◆ MATERIAL SUPPLIED ◆
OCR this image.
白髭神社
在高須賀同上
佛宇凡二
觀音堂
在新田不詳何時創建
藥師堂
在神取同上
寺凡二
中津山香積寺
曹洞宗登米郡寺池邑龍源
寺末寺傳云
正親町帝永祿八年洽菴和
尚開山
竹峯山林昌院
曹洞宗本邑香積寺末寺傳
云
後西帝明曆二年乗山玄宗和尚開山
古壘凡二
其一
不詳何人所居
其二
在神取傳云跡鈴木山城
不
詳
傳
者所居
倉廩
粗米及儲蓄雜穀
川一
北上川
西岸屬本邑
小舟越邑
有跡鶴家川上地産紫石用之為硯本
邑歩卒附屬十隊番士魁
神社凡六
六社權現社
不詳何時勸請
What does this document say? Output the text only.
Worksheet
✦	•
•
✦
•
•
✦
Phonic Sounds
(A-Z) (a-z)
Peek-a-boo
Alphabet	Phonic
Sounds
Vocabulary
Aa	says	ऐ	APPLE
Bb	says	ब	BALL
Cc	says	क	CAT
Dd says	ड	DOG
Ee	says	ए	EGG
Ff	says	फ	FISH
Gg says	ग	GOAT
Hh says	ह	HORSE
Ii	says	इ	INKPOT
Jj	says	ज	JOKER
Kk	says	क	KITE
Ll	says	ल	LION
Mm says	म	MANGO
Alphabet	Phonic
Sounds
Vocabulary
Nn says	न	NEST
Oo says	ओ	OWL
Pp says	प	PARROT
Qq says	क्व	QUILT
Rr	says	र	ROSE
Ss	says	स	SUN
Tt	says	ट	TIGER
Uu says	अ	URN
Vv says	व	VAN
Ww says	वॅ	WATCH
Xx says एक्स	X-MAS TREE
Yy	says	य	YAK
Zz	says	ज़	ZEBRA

◆ WHAT TO PRODUCE ◆
Copy every line verbatim.

◆ WRITTEN ANSWER ◆
OCR this image.
白髭神社
在高須賀同上
佛宇凡二
觀音堂
在新田不詳何時創建
藥師堂
在神取同上
寺凡二
中津山香積寺
曹洞宗登米郡寺池邑龍源
寺末寺傳云
正親町帝永祿八年洽菴和
尚開山
竹峯山林昌院
曹洞宗本邑香積寺末寺傳
云
後西帝明曆二年乗山玄宗和尚開山
古壘凡二
其一
不詳何人所居
其二
在神取傳云跡鈴木山城
不
詳
傳
者所居
倉廩
粗米及儲蓄雜穀
川一
北上川
西岸屬本邑
小舟越邑
有跡鶴家川上地産紫石用之為硯本
邑歩卒附屬十隊番士魁
神社凡六
六社權現社
不詳何時勸請
What does this document say? Output the text only.
Worksheet
✦	•
•
✦
•
•
✦
Phonic Sounds
(A-Z) (a-z)
Peek-a-boo
Alphabet	Phonic
Sounds
Vocabulary
Aa	says	ऐ	APPLE
Bb	says	ब	BALL
Cc	says	क	CAT
Dd says	ड	DOG
Ee	says	ए	EGG
Ff	says	फ	FISH
Gg says	ग	GOAT
Hh says	ह	HORSE
Ii	says	इ	INKPOT
Jj	says	ज	JOKER
Kk	says	क	KITE
Ll	says	ल	LION
Mm says	म	MANGO
Alphabet	Phonic
Sounds
Vocabulary
Nn says	न	NEST
Oo says	ओ	OWL
Pp says	प	PARROT
Qq says	क्व	QUILT
Rr	says	र	ROSE
Ss	says	स	SUN
Tt	says	ट	TIGER
Uu says	अ	URN
Vv says	व	VAN
Ww says	वॅ	WATCH
Xx says एक्स	X-MAS TREE
Yy	says	य	YAK
Zz	says	ज़	ZEBRA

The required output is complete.